EXERCISE:
What follows is a listing; give it again exactly, in its entirety.

Figure collection entries:
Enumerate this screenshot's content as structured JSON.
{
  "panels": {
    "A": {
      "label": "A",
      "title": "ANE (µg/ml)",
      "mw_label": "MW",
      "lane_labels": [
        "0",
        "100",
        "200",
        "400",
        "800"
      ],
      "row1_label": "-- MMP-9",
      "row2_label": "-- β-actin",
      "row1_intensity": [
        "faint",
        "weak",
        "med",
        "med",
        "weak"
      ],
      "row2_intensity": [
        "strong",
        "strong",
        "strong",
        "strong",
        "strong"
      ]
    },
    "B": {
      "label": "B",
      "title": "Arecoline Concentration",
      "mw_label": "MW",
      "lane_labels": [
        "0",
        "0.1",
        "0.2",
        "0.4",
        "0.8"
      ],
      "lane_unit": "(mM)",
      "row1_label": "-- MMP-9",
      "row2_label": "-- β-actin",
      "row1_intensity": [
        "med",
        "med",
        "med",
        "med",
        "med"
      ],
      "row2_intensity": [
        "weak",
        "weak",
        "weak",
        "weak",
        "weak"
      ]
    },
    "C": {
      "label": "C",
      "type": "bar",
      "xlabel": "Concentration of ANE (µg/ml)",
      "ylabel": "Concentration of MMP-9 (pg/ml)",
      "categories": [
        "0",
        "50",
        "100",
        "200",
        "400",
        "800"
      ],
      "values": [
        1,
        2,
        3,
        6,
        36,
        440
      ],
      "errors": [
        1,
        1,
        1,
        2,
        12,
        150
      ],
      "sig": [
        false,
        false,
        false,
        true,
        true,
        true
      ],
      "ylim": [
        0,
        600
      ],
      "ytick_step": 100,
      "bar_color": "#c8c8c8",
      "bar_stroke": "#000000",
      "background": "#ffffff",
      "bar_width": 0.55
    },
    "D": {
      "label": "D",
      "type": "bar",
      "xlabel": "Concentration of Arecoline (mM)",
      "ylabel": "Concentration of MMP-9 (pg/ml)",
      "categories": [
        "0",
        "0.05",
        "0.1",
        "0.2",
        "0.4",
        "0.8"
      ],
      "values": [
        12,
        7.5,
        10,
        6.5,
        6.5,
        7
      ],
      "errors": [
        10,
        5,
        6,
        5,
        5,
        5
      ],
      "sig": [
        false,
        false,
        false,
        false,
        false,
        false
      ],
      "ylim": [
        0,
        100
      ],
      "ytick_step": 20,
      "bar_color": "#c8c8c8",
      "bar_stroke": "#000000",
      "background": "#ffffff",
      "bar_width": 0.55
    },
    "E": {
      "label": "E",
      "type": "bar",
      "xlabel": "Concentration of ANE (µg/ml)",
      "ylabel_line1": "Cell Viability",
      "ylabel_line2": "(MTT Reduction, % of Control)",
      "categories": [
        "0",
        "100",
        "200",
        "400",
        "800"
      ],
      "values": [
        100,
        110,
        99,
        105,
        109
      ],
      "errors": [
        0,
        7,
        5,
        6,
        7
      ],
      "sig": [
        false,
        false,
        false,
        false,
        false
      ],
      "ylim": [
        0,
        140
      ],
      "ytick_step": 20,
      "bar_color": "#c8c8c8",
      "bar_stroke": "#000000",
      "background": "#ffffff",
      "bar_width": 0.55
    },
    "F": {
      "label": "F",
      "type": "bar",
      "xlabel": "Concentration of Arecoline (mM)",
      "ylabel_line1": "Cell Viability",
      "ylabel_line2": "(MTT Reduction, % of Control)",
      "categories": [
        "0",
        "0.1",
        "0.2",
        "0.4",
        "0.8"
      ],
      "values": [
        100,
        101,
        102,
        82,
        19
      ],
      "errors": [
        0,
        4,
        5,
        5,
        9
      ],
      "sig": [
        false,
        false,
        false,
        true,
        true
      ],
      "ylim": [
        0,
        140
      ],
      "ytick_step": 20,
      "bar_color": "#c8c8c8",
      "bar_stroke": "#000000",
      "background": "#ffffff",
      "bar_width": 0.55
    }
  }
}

EXERCISE SOLUTION:
Enumerate this screenshot's content as structured JSON.
{
  "panels": {
    "A": {
      "label": "A",
      "title": "ANE (µg/ml)",
      "mw_label": "MW",
      "lane_labels": [
        "0",
        "100",
        "200",
        "400",
        "800"
      ],
      "row1_label": "-- MMP-9",
      "row2_label": "-- β-actin",
      "row1_intensity": [
        "faint",
        "weak",
        "med",
        "med",
        "weak"
      ],
      "row2_intensity": [
        "strong",
        "strong",
        "strong",
        "strong",
        "strong"
      ]
    },
    "B": {
      "label": "B",
      "title": "Arecoline Concentration",
      "mw_label": "MW",
      "lane_labels": [
        "0",
        "0.1",
        "0.2",
        "0.4",
        "0.8"
      ],
      "lane_unit": "(mM)",
      "row1_label": "-- MMP-9",
      "row2_label": "-- β-actin",
      "row1_intensity": [
        "med",
        "med",
        "med",
        "med",
        "med"
      ],
      "row2_intensity": [
        "weak",
        "weak",
        "weak",
        "weak",
        "weak"
      ]
    },
    "C": {
      "label": "C",
      "type": "bar",
      "xlabel": "Concentration of ANE (µg/ml)",
      "ylabel": "Concentration of MMP-9 (pg/ml)",
      "categories": [
        "0",
        "50",
        "100",
        "200",
        "400",
        "800"
      ],
      "values": [
        1,
        2,
        3,
        6,
        36,
        440
      ],
      "errors": [
        1,
        1,
        1,
        2,
        12,
        150
      ],
      "sig": [
        false,
        false,
        false,
        true,
        true,
        true
      ],
      "ylim": [
        0,
        600
      ],
      "ytick_step": 100,
      "bar_color": "#c8c8c8",
      "bar_stroke": "#000000",
      "background": "#ffffff",
      "bar_width": 0.55
    },
    "D": {
      "label": "D",
      "type": "bar",
      "xlabel": "Concentration of Arecoline (mM)",
      "ylabel": "Concentration of MMP-9 (pg/ml)",
      "categories": [
        "0",
        "0.05",
        "0.1",
        "0.2",
        "0.4",
        "0.8"
      ],
      "values": [
        12,
        7.5,
        10,
        6.5,
        6.5,
        7
      ],
      "errors": [
        10,
        5,
        6,
        5,
        5,
        5
      ],
      "sig": [
        false,
        false,
        false,
        false,
        false,
        false
      ],
      "ylim": [
        0,
        100
      ],
      "ytick_step": 20,
      "bar_color": "#c8c8c8",
      "bar_stroke": "#000000",
      "background": "#ffffff",
      "bar_width": 0.55
    },
    "E": {
      "label": "E",
      "type": "bar",
      "xlabel": "Concentration of ANE (µg/ml)",
      "ylabel_line1": "Cell Viability",
      "ylabel_line2": "(MTT Reduction, % of Control)",
      "categories": [
        "0",
        "100",
        "200",
        "400",
        "800"
      ],
      "values": [
        100,
        110,
        99,
        105,
        109
      ],
      "errors": [
        0,
        7,
        5,
        6,
        7
      ],
      "sig": [
        false,
        false,
        false,
        false,
        false
      ],
      "ylim": [
        0,
        140
      ],
      "ytick_step": 20,
      "bar_color": "#c8c8c8",
      "bar_stroke": "#000000",
      "background": "#ffffff",
      "bar_width": 0.55
    },
    "F": {
      "label": "F",
      "type": "bar",
      "xlabel": "Concentration of Arecoline (mM)",
      "ylabel_line1": "Cell Viability",
      "ylabel_line2": "(MTT Reduction, % of Control)",
      "categories": [
        "0",
        "0.1",
        "0.2",
        "0.4",
        "0.8"
      ],
      "values": [
        100,
        101,
        102,
        82,
        19
      ],
      "errors": [
        0,
        4,
        5,
        5,
        9
      ],
      "sig": [
        false,
        false,
        false,
        true,
        true
      ],
      "ylim": [
        0,
        140
      ],
      "ytick_step": 20,
      "bar_color": "#c8c8c8",
      "bar_stroke": "#000000",
      "background": "#ffffff",
      "bar_width": 0.55
    }
  }
}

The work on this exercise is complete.